● **Available data**
===

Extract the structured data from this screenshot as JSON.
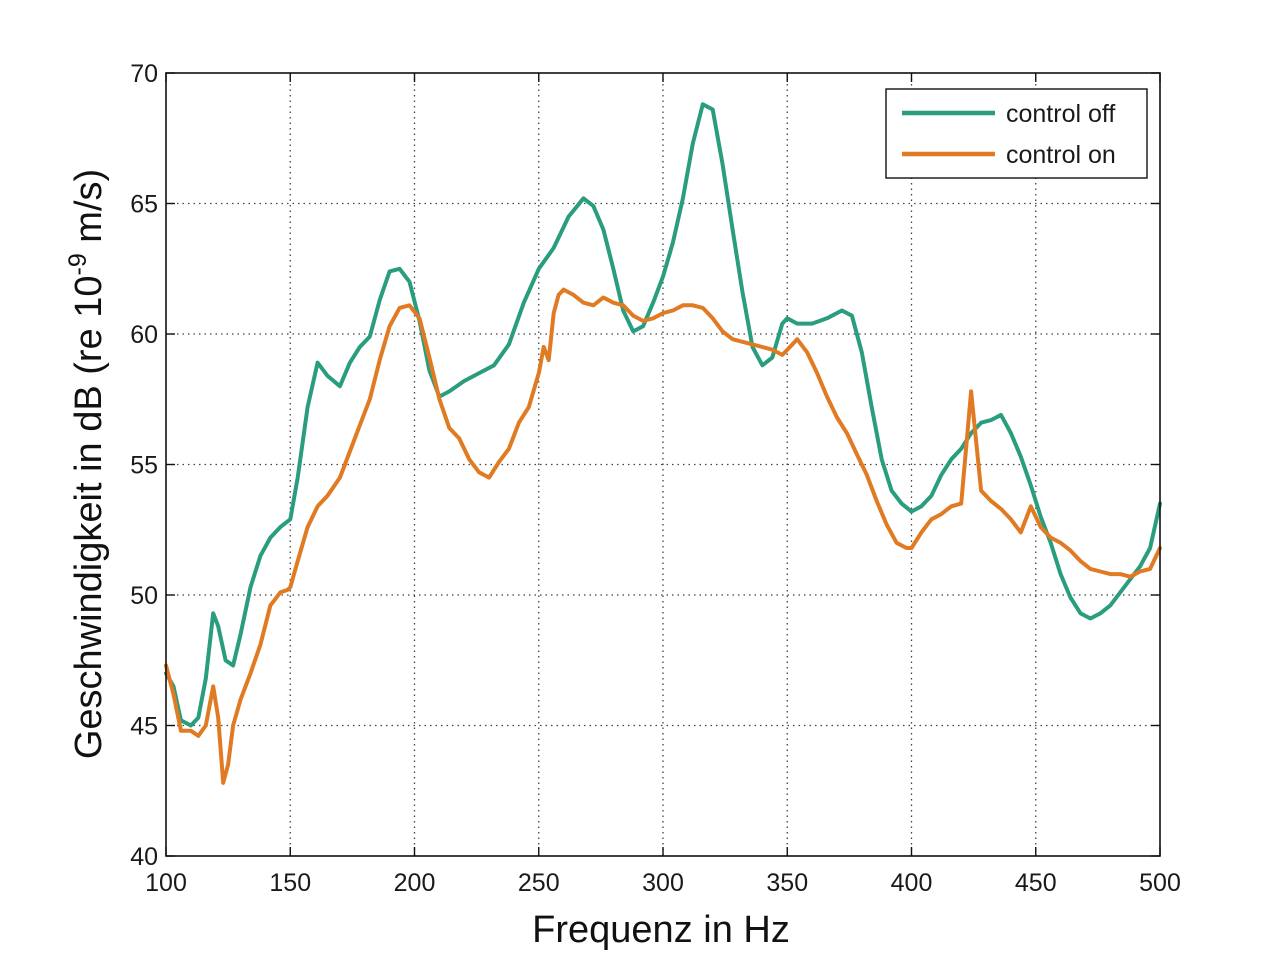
{
  "chart_data": {
    "type": "line",
    "xlabel": "Frequenz in Hz",
    "ylabel_main": "Geschwindigkeit in dB (re 10",
    "ylabel_exp": "-9",
    "ylabel_tail": " m/s)",
    "xlim": [
      100,
      500
    ],
    "ylim": [
      40,
      70
    ],
    "x_ticks": [
      100,
      150,
      200,
      250,
      300,
      350,
      400,
      450,
      500
    ],
    "y_ticks": [
      40,
      45,
      50,
      55,
      60,
      65,
      70
    ],
    "grid": true,
    "grid_style": "dotted",
    "legend_position": "top-right",
    "series": [
      {
        "name": "control off",
        "color": "#2a9d7f",
        "x": [
          100,
          103,
          106,
          110,
          113,
          116,
          119,
          121,
          124,
          127,
          130,
          134,
          138,
          142,
          146,
          150,
          153,
          157,
          161,
          165,
          170,
          174,
          178,
          182,
          186,
          190,
          194,
          198,
          202,
          206,
          210,
          214,
          220,
          226,
          232,
          238,
          244,
          250,
          256,
          262,
          268,
          272,
          276,
          280,
          284,
          288,
          292,
          296,
          300,
          304,
          308,
          312,
          316,
          320,
          324,
          328,
          332,
          336,
          340,
          344,
          348,
          350,
          354,
          360,
          366,
          372,
          376,
          380,
          384,
          388,
          392,
          396,
          400,
          404,
          408,
          412,
          416,
          420,
          424,
          428,
          432,
          436,
          440,
          444,
          448,
          452,
          456,
          460,
          464,
          468,
          472,
          476,
          480,
          484,
          488,
          492,
          496,
          500
        ],
        "y": [
          47,
          46.5,
          45.2,
          45,
          45.3,
          46.8,
          49.3,
          48.8,
          47.5,
          47.3,
          48.5,
          50.3,
          51.5,
          52.2,
          52.6,
          52.9,
          54.5,
          57.2,
          58.9,
          58.4,
          58,
          58.9,
          59.5,
          59.9,
          61.3,
          62.4,
          62.5,
          62,
          60.5,
          58.6,
          57.6,
          57.8,
          58.2,
          58.5,
          58.8,
          59.6,
          61.2,
          62.5,
          63.3,
          64.5,
          65.2,
          64.9,
          64,
          62.5,
          60.9,
          60.1,
          60.3,
          61.2,
          62.2,
          63.5,
          65.2,
          67.3,
          68.8,
          68.6,
          66.5,
          64,
          61.6,
          59.5,
          58.8,
          59.1,
          60.4,
          60.6,
          60.4,
          60.4,
          60.6,
          60.9,
          60.7,
          59.3,
          57.2,
          55.2,
          54,
          53.5,
          53.2,
          53.4,
          53.8,
          54.6,
          55.2,
          55.6,
          56.2,
          56.6,
          56.7,
          56.9,
          56.2,
          55.3,
          54.2,
          53,
          52,
          50.8,
          49.9,
          49.3,
          49.1,
          49.3,
          49.6,
          50.1,
          50.6,
          51.1,
          51.8,
          53.5
        ]
      },
      {
        "name": "control on",
        "color": "#e07b24",
        "x": [
          100,
          103,
          106,
          110,
          113,
          116,
          119,
          121,
          123,
          125,
          127,
          130,
          134,
          138,
          142,
          146,
          149,
          150,
          153,
          157,
          161,
          165,
          170,
          174,
          178,
          182,
          186,
          190,
          194,
          198,
          202,
          206,
          210,
          214,
          218,
          222,
          226,
          230,
          234,
          238,
          242,
          246,
          250,
          252,
          254,
          256,
          258,
          260,
          264,
          268,
          272,
          276,
          280,
          284,
          288,
          292,
          296,
          300,
          304,
          308,
          312,
          316,
          320,
          324,
          328,
          332,
          336,
          340,
          344,
          348,
          350,
          354,
          358,
          362,
          366,
          370,
          374,
          378,
          382,
          386,
          390,
          394,
          398,
          400,
          404,
          408,
          412,
          416,
          420,
          424,
          428,
          432,
          436,
          440,
          444,
          448,
          452,
          456,
          460,
          464,
          468,
          472,
          476,
          480,
          484,
          488,
          492,
          496,
          500
        ],
        "y": [
          47.3,
          46.2,
          44.8,
          44.8,
          44.6,
          45,
          46.5,
          45.3,
          42.8,
          43.5,
          45,
          46,
          47,
          48.1,
          49.6,
          50.1,
          50.2,
          50.3,
          51.3,
          52.6,
          53.4,
          53.8,
          54.5,
          55.5,
          56.5,
          57.5,
          59,
          60.3,
          61,
          61.1,
          60.6,
          59.1,
          57.5,
          56.4,
          56,
          55.2,
          54.7,
          54.5,
          55.1,
          55.6,
          56.6,
          57.2,
          58.5,
          59.5,
          59,
          60.8,
          61.5,
          61.7,
          61.5,
          61.2,
          61.1,
          61.4,
          61.2,
          61.1,
          60.7,
          60.5,
          60.6,
          60.8,
          60.9,
          61.1,
          61.1,
          61,
          60.6,
          60.1,
          59.8,
          59.7,
          59.6,
          59.5,
          59.4,
          59.2,
          59.4,
          59.8,
          59.3,
          58.5,
          57.6,
          56.8,
          56.2,
          55.4,
          54.6,
          53.6,
          52.7,
          52,
          51.8,
          51.8,
          52.4,
          52.9,
          53.1,
          53.4,
          53.5,
          57.8,
          54,
          53.6,
          53.3,
          52.9,
          52.4,
          53.4,
          52.6,
          52.2,
          52,
          51.7,
          51.3,
          51,
          50.9,
          50.8,
          50.8,
          50.7,
          50.9,
          51,
          51.8
        ]
      }
    ]
  }
}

===

● **What you are asked to do**
Without the pictures, restate all the entries above exactly.

● **Worked answer**
Extract the structured data from this screenshot as JSON.
{
  "chart_data": {
    "type": "line",
    "xlabel": "Frequenz in Hz",
    "ylabel_main": "Geschwindigkeit in dB (re 10",
    "ylabel_exp": "-9",
    "ylabel_tail": " m/s)",
    "xlim": [
      100,
      500
    ],
    "ylim": [
      40,
      70
    ],
    "x_ticks": [
      100,
      150,
      200,
      250,
      300,
      350,
      400,
      450,
      500
    ],
    "y_ticks": [
      40,
      45,
      50,
      55,
      60,
      65,
      70
    ],
    "grid": true,
    "grid_style": "dotted",
    "legend_position": "top-right",
    "series": [
      {
        "name": "control off",
        "color": "#2a9d7f",
        "x": [
          100,
          103,
          106,
          110,
          113,
          116,
          119,
          121,
          124,
          127,
          130,
          134,
          138,
          142,
          146,
          150,
          153,
          157,
          161,
          165,
          170,
          174,
          178,
          182,
          186,
          190,
          194,
          198,
          202,
          206,
          210,
          214,
          220,
          226,
          232,
          238,
          244,
          250,
          256,
          262,
          268,
          272,
          276,
          280,
          284,
          288,
          292,
          296,
          300,
          304,
          308,
          312,
          316,
          320,
          324,
          328,
          332,
          336,
          340,
          344,
          348,
          350,
          354,
          360,
          366,
          372,
          376,
          380,
          384,
          388,
          392,
          396,
          400,
          404,
          408,
          412,
          416,
          420,
          424,
          428,
          432,
          436,
          440,
          444,
          448,
          452,
          456,
          460,
          464,
          468,
          472,
          476,
          480,
          484,
          488,
          492,
          496,
          500
        ],
        "y": [
          47,
          46.5,
          45.2,
          45,
          45.3,
          46.8,
          49.3,
          48.8,
          47.5,
          47.3,
          48.5,
          50.3,
          51.5,
          52.2,
          52.6,
          52.9,
          54.5,
          57.2,
          58.9,
          58.4,
          58,
          58.9,
          59.5,
          59.9,
          61.3,
          62.4,
          62.5,
          62,
          60.5,
          58.6,
          57.6,
          57.8,
          58.2,
          58.5,
          58.8,
          59.6,
          61.2,
          62.5,
          63.3,
          64.5,
          65.2,
          64.9,
          64,
          62.5,
          60.9,
          60.1,
          60.3,
          61.2,
          62.2,
          63.5,
          65.2,
          67.3,
          68.8,
          68.6,
          66.5,
          64,
          61.6,
          59.5,
          58.8,
          59.1,
          60.4,
          60.6,
          60.4,
          60.4,
          60.6,
          60.9,
          60.7,
          59.3,
          57.2,
          55.2,
          54,
          53.5,
          53.2,
          53.4,
          53.8,
          54.6,
          55.2,
          55.6,
          56.2,
          56.6,
          56.7,
          56.9,
          56.2,
          55.3,
          54.2,
          53,
          52,
          50.8,
          49.9,
          49.3,
          49.1,
          49.3,
          49.6,
          50.1,
          50.6,
          51.1,
          51.8,
          53.5
        ]
      },
      {
        "name": "control on",
        "color": "#e07b24",
        "x": [
          100,
          103,
          106,
          110,
          113,
          116,
          119,
          121,
          123,
          125,
          127,
          130,
          134,
          138,
          142,
          146,
          149,
          150,
          153,
          157,
          161,
          165,
          170,
          174,
          178,
          182,
          186,
          190,
          194,
          198,
          202,
          206,
          210,
          214,
          218,
          222,
          226,
          230,
          234,
          238,
          242,
          246,
          250,
          252,
          254,
          256,
          258,
          260,
          264,
          268,
          272,
          276,
          280,
          284,
          288,
          292,
          296,
          300,
          304,
          308,
          312,
          316,
          320,
          324,
          328,
          332,
          336,
          340,
          344,
          348,
          350,
          354,
          358,
          362,
          366,
          370,
          374,
          378,
          382,
          386,
          390,
          394,
          398,
          400,
          404,
          408,
          412,
          416,
          420,
          424,
          428,
          432,
          436,
          440,
          444,
          448,
          452,
          456,
          460,
          464,
          468,
          472,
          476,
          480,
          484,
          488,
          492,
          496,
          500
        ],
        "y": [
          47.3,
          46.2,
          44.8,
          44.8,
          44.6,
          45,
          46.5,
          45.3,
          42.8,
          43.5,
          45,
          46,
          47,
          48.1,
          49.6,
          50.1,
          50.2,
          50.3,
          51.3,
          52.6,
          53.4,
          53.8,
          54.5,
          55.5,
          56.5,
          57.5,
          59,
          60.3,
          61,
          61.1,
          60.6,
          59.1,
          57.5,
          56.4,
          56,
          55.2,
          54.7,
          54.5,
          55.1,
          55.6,
          56.6,
          57.2,
          58.5,
          59.5,
          59,
          60.8,
          61.5,
          61.7,
          61.5,
          61.2,
          61.1,
          61.4,
          61.2,
          61.1,
          60.7,
          60.5,
          60.6,
          60.8,
          60.9,
          61.1,
          61.1,
          61,
          60.6,
          60.1,
          59.8,
          59.7,
          59.6,
          59.5,
          59.4,
          59.2,
          59.4,
          59.8,
          59.3,
          58.5,
          57.6,
          56.8,
          56.2,
          55.4,
          54.6,
          53.6,
          52.7,
          52,
          51.8,
          51.8,
          52.4,
          52.9,
          53.1,
          53.4,
          53.5,
          57.8,
          54,
          53.6,
          53.3,
          52.9,
          52.4,
          53.4,
          52.6,
          52.2,
          52,
          51.7,
          51.3,
          51,
          50.9,
          50.8,
          50.8,
          50.7,
          50.9,
          51,
          51.8
        ]
      }
    ]
  }
}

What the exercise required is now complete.